- _本文_
--*--
作品の保護だけでなく、バウハウスの理念を受け継いでデザインと都市の問題解決を課題として様々なワークショップを運営し、より良いデザインを提案・継承する活動をしています。
そんなバウハウス・デッサウ財団が、バウハウスの100周年を記念してデッサウとヴァイマルの2箇所に建設されたのがバウハウス博物館です。このような形で、100年もの時を超えてバウハウスの理念と作品は人々へ受け継がれているのです。
モダニズム建築の特徴と作品
モダン・デザインの大黒柱
バウハウスの歴史の中で生まれた様々な理念は、かつてのアーツ・アンド・クラフツ運動と同様に国境を越えて各国のデザイナーや建築家を刺激し、ムーブメントを引き起こします。
それらのムーブメントが後世に統合され、今ではモダン・デザインという様式にまとめられています。しかし、見てきたようにバウハウスは様々な分野のデザイナーを教官に迎え入れたり、校長であるグロピウスをはじめとする多くの関係者がドイツ工作連盟やCIAMなどの国際的な芸術に関する運動・会議に参加しているため、実に多様な理念が生まれました。
モダン・デザインといってもその分野も様々と言えます。その中でも特に大きなムーブメントを起こし、現代のデザインにも大きな影響を与えているモダン・デザインの主要な分野に建築が挙げられます。
--*--
- _演習問題_
a – 本文によれば、バウハウス博物館はどこに建設されましたか。
b – バウハウスとモダン・デザインを扱った本文について、最後の文に続く内容を書き進めてください。
--*--
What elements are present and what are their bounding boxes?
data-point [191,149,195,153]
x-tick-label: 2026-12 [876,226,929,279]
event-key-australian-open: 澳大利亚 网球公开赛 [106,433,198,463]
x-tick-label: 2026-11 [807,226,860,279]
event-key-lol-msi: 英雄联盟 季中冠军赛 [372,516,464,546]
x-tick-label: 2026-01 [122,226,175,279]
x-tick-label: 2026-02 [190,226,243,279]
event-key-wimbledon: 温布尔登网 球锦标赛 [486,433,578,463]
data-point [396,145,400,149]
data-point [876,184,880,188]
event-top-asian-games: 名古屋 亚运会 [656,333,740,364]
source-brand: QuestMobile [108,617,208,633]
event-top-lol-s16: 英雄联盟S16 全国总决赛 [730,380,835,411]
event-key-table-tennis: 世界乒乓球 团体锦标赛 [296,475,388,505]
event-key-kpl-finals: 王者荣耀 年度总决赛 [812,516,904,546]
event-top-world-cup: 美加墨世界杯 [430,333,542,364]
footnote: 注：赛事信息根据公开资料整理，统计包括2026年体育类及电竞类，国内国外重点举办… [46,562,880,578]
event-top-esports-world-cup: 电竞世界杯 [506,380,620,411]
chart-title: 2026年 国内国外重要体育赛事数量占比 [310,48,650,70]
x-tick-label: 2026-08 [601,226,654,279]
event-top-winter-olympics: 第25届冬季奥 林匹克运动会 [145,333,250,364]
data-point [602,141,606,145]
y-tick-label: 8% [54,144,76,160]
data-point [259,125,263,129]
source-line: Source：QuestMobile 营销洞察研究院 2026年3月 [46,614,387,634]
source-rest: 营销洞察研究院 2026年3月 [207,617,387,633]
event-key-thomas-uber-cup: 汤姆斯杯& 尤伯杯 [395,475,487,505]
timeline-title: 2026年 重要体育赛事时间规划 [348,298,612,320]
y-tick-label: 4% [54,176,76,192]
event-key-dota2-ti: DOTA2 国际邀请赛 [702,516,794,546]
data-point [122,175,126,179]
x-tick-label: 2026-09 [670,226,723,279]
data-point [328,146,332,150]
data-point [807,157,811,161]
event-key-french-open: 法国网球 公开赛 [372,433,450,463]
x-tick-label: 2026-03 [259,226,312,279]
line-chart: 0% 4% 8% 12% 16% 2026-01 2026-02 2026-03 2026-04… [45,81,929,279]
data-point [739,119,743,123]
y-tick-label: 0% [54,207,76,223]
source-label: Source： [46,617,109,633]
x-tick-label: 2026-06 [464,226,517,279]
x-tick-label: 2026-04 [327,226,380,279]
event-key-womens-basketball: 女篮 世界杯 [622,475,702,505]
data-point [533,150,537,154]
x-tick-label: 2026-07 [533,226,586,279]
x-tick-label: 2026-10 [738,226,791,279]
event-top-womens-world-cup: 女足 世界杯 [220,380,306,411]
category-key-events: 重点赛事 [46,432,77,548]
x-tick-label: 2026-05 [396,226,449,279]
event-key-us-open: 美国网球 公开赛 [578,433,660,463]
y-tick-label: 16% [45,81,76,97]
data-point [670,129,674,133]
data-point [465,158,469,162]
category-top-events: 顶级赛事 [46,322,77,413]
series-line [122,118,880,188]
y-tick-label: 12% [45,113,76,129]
--*--
- _解答_
a – デッサウとヴァイマルの2箇所です。

b –
バウハウスの歴史を踏まえて、モダン・デザインの大黒柱とも言えるモダニズム建築を見ていきましょう。
ル・コルビュジェのモダニズム建築
モダニズム建築の特徴を最も表現している建築家に、ル・コルビュジェが挙げられるでしょう。モダニズム建築の巨匠、近代建築の三大巨匠と位置付けられる、20世紀を代表する建築家で、バウハウスの創立者であるグロピウスとは建築家が集まって都市・建築の将来について討論する国際会議・CIAMの場に共に参加していました。
コルビュジェは、『新しい建築のための5つの要点』と言う、モダニズム建築の要点を主張しています。そしてその5つの要点を高い完成度で再現したものが、代表作でもある『サヴォア邸』に見ることができます。
『サヴォア邸(1931)』と『新しい建築のための5つの要点』
1:ピロティ
ピロティとは壁のない柱だけの空間のことで、サヴォワ邸では視覚的に宙に浮いたような建築に見せるために地上一階の駐車場を兼ねたピロティを取り入れています。
これにより、従来の組み石造建築との決定的な差別化と、新しい構造の提案を訴えているのです。
2:自由な立面
ピロティを取り入れたことにより、柱と壁の位置関係が自由になりました。
柱は建物を支える役目を担い、壁は遮蔽物としての本来の役目を担うためだけに配置されることになります。現代の建築に見慣れていると想像がしにくいですが、従来の組み石造の建築では壁と柱が共に建築の骨組みであって、その配置は構造上、デザイナーの自由になるものではありませんでした。
産業革命がもたらした鉄筋コンクリート構造は、デザイナーが夢見た柱と壁の自由な配置を可能にしたのです。
3:屋上庭園
現代ではUI/UX領域で平面的でシンプルなデザインを示すフラットデザインですが、建築におけるフラットデザインの誕生はコルビュジェのこの宣言に見ることができます。
刃物で寸断されたようなフラットルーフに、コルビュジェは屋上庭園という新しいスペースを作りました。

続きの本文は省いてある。